▶ _WRITTEN TASK_: Update the items from the first line through the line containing "Text: 26 to" by replacing every "Years" with "Yrs". Return those lines with nothing else changed.

▶ _DATA RECORDS_:
** start **
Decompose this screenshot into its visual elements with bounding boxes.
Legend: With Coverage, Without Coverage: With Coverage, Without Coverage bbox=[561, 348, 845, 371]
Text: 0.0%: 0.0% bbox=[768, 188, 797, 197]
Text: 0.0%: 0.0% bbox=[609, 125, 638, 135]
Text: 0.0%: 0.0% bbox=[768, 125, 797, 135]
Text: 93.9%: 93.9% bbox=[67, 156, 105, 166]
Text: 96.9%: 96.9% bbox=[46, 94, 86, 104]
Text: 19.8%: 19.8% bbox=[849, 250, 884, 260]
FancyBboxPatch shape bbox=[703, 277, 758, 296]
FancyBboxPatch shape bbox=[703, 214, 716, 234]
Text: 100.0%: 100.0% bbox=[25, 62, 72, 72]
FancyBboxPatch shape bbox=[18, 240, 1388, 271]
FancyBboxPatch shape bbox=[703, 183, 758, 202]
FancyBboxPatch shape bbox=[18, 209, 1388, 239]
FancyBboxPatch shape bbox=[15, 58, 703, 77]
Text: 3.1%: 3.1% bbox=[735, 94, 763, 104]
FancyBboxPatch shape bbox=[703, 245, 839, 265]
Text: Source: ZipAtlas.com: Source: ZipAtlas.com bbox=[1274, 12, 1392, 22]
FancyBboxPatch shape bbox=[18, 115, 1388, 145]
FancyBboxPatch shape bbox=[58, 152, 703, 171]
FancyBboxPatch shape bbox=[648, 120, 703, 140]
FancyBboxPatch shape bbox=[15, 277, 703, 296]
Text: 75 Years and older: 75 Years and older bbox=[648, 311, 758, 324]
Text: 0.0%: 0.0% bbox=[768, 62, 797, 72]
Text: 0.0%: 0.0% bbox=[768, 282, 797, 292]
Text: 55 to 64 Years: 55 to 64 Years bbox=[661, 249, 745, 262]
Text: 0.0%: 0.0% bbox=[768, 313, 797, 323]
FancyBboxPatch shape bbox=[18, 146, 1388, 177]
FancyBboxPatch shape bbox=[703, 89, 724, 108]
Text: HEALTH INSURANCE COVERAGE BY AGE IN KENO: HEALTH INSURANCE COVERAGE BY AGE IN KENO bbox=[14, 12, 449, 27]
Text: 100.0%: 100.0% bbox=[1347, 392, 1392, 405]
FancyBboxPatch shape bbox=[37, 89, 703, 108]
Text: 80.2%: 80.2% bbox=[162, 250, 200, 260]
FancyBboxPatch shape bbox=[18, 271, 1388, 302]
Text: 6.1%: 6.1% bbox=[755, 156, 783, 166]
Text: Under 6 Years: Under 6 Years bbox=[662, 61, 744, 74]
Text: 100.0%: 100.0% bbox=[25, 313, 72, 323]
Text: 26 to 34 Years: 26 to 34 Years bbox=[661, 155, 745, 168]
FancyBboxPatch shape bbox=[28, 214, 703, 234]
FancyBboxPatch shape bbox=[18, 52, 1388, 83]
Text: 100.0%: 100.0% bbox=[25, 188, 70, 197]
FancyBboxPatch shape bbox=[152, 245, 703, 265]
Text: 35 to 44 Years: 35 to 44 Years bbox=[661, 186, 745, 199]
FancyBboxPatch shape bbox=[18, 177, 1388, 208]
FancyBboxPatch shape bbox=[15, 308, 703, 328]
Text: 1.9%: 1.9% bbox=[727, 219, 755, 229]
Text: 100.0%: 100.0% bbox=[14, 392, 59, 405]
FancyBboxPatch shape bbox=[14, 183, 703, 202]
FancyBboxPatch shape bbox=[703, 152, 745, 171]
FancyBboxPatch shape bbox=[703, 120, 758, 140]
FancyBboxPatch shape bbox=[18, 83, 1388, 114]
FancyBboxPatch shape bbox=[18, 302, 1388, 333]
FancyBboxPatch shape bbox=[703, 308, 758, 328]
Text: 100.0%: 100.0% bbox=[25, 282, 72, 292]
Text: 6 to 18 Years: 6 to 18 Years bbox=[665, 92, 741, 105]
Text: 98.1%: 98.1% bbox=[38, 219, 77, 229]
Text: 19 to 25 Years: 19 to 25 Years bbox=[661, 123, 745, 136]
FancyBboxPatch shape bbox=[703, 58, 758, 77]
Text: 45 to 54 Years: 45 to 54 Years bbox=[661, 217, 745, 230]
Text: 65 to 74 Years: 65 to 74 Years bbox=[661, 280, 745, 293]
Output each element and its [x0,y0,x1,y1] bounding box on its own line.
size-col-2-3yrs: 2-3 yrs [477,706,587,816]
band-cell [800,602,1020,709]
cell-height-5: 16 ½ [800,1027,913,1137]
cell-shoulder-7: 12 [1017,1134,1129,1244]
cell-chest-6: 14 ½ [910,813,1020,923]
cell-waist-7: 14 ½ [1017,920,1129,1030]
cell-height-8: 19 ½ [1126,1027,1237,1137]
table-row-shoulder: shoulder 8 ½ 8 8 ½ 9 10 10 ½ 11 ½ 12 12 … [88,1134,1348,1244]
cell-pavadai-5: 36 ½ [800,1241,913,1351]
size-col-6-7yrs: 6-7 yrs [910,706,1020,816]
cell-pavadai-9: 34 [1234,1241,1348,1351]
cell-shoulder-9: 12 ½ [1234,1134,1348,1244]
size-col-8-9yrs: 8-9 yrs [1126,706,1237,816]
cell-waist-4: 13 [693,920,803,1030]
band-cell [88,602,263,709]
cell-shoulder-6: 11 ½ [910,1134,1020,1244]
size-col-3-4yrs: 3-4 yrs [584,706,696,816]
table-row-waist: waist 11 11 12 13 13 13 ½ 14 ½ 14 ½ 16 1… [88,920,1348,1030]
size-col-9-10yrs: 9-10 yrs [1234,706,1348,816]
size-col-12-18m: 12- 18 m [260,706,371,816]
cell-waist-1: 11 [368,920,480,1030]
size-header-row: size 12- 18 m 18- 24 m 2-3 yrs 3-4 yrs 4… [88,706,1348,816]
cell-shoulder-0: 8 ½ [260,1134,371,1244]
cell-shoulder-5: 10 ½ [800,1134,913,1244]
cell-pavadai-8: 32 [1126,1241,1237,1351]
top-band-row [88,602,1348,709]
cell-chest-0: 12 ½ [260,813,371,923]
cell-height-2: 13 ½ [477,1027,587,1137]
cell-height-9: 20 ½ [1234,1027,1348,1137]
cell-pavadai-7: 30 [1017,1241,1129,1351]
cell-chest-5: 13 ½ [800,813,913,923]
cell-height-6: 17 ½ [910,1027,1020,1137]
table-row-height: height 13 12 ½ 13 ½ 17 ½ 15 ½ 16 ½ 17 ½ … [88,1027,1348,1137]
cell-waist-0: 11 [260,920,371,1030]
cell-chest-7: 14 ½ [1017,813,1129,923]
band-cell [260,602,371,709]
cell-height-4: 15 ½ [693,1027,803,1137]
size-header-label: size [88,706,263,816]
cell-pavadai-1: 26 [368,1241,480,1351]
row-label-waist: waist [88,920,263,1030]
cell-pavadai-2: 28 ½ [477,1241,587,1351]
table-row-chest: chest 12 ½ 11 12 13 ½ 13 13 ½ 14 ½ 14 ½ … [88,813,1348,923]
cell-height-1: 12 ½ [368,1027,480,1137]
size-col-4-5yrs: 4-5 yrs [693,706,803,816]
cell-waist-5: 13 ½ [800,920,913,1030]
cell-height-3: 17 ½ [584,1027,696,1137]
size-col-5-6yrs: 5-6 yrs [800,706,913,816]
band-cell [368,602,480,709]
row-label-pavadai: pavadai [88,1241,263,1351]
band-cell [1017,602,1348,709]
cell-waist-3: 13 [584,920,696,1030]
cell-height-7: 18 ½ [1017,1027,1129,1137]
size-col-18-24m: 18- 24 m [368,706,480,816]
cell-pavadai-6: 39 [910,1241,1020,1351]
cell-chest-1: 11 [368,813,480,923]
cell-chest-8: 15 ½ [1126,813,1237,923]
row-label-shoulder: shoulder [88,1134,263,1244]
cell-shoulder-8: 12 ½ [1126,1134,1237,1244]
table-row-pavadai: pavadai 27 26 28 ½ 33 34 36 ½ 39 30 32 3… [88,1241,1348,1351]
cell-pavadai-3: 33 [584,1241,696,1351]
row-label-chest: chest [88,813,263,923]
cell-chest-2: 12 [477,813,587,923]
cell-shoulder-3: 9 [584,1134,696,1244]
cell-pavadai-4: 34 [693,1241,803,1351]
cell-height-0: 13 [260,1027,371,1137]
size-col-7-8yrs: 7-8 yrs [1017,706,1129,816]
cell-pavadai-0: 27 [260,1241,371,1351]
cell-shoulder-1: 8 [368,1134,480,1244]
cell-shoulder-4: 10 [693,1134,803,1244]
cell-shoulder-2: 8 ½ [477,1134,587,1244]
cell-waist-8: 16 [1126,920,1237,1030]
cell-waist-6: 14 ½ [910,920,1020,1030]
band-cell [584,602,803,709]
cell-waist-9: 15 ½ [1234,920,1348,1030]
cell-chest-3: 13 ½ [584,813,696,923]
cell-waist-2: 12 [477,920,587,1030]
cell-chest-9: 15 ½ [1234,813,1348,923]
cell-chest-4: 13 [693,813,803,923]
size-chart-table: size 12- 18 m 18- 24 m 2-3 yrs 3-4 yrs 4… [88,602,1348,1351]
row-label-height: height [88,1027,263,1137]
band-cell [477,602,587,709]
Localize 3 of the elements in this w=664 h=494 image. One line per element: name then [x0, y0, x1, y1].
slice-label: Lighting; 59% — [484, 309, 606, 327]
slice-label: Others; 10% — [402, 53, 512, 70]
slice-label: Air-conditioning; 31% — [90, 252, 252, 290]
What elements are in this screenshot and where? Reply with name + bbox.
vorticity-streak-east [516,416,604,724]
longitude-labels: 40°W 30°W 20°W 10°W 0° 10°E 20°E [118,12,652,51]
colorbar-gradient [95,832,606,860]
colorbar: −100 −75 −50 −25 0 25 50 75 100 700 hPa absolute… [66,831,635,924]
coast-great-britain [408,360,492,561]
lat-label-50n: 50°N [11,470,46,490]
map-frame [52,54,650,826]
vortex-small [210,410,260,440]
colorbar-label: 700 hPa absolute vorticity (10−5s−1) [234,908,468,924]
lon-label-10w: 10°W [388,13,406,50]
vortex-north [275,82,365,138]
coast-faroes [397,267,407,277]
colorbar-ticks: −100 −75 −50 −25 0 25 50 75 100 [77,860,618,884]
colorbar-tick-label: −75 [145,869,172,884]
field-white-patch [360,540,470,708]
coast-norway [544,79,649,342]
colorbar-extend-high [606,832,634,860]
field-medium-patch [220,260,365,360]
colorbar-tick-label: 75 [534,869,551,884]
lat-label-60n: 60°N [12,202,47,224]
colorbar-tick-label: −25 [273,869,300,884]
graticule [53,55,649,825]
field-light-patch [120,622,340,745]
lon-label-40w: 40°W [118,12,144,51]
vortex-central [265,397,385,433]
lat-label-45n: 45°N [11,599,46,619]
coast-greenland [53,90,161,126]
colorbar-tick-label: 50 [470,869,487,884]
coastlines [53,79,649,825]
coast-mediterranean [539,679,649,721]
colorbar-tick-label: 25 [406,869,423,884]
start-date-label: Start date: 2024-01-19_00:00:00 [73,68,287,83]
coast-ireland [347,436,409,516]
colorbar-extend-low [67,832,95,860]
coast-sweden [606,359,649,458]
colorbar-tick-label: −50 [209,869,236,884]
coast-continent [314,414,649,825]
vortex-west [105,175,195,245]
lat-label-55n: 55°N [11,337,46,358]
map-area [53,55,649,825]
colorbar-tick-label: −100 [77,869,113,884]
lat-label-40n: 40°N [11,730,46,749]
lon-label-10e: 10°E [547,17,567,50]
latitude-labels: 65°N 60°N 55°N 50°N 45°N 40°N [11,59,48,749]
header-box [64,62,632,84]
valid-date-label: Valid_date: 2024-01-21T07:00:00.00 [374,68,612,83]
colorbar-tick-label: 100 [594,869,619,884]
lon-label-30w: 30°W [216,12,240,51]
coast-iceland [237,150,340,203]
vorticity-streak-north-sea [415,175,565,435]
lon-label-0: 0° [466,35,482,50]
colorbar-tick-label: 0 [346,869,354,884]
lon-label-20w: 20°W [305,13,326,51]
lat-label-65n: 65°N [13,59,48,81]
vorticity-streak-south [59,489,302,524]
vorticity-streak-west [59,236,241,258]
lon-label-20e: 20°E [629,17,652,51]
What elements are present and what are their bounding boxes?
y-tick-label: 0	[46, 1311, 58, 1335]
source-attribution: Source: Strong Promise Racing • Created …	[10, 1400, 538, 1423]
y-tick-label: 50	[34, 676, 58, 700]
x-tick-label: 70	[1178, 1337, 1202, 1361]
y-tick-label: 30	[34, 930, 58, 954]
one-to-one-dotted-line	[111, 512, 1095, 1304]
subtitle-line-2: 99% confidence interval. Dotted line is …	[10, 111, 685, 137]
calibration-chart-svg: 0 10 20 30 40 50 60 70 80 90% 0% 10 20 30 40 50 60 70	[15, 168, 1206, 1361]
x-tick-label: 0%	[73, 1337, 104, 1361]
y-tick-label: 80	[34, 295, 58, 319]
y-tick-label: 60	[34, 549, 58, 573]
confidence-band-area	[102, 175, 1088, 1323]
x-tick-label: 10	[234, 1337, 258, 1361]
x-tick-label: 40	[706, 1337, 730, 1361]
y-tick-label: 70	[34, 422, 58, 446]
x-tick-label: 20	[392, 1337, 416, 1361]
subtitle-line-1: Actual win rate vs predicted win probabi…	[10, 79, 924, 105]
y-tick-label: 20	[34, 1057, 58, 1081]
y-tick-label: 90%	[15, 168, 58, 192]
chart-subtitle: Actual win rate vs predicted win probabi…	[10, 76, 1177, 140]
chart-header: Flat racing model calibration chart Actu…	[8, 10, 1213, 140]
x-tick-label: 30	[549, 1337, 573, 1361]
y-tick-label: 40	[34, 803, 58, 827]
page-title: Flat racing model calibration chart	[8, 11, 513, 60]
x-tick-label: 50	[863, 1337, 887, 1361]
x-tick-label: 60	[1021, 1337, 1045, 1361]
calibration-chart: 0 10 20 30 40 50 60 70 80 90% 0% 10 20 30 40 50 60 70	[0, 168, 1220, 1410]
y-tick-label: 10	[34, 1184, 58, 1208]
** end **
▶ _THE RESPONSE_:
Decompose this screenshot into its visual elements with bounding boxes.
Legend: With Coverage, Without Coverage: With Coverage, Without Coverage bbox=[561, 348, 845, 371]
Text: 0.0%: 0.0% bbox=[768, 188, 797, 197]
Text: 0.0%: 0.0% bbox=[609, 125, 638, 135]
Text: 0.0%: 0.0% bbox=[768, 125, 797, 135]
Text: 93.9%: 93.9% bbox=[67, 156, 105, 166]
Text: 96.9%: 96.9% bbox=[46, 94, 86, 104]
Text: 19.8%: 19.8% bbox=[849, 250, 884, 260]
FancyBboxPatch shape bbox=[703, 277, 758, 296]
FancyBboxPatch shape bbox=[703, 214, 716, 234]
Text: 100.0%: 100.0% bbox=[25, 62, 72, 72]
FancyBboxPatch shape bbox=[18, 240, 1388, 271]
FancyBboxPatch shape bbox=[703, 183, 758, 202]
FancyBboxPatch shape bbox=[18, 209, 1388, 239]
FancyBboxPatch shape bbox=[15, 58, 703, 77]
Text: 3.1%: 3.1% bbox=[735, 94, 763, 104]
FancyBboxPatch shape bbox=[703, 245, 839, 265]
Text: Source: ZipAtlas.com: Source: ZipAtlas.com bbox=[1274, 12, 1392, 22]
FancyBboxPatch shape bbox=[18, 115, 1388, 145]
FancyBboxPatch shape bbox=[58, 152, 703, 171]
FancyBboxPatch shape bbox=[648, 120, 703, 140]
FancyBboxPatch shape bbox=[15, 277, 703, 296]
Text: 75 Yrs and older: 75 Yrs and older bbox=[648, 311, 758, 324]
Text: 0.0%: 0.0% bbox=[768, 62, 797, 72]
Text: 0.0%: 0.0% bbox=[768, 282, 797, 292]
Text: 55 to 64 Yrs: 55 to 64 Yrs bbox=[661, 249, 745, 262]
Text: 0.0%: 0.0% bbox=[768, 313, 797, 323]
FancyBboxPatch shape bbox=[18, 146, 1388, 177]
FancyBboxPatch shape bbox=[703, 89, 724, 108]
Text: HEALTH INSURANCE COVERAGE BY AGE IN KENO: HEALTH INSURANCE COVERAGE BY AGE IN KENO bbox=[14, 12, 449, 27]
Text: 100.0%: 100.0% bbox=[1347, 392, 1392, 405]
FancyBboxPatch shape bbox=[37, 89, 703, 108]
Text: 80.2%: 80.2% bbox=[162, 250, 200, 260]
FancyBboxPatch shape bbox=[18, 271, 1388, 302]
Text: 6.1%: 6.1% bbox=[755, 156, 783, 166]
Text: Under 6 Yrs: Under 6 Yrs bbox=[662, 61, 744, 74]
Text: 100.0%: 100.0% bbox=[25, 313, 72, 323]
Text: 26 to 34 Yrs: 26 to 34 Yrs bbox=[661, 155, 745, 168]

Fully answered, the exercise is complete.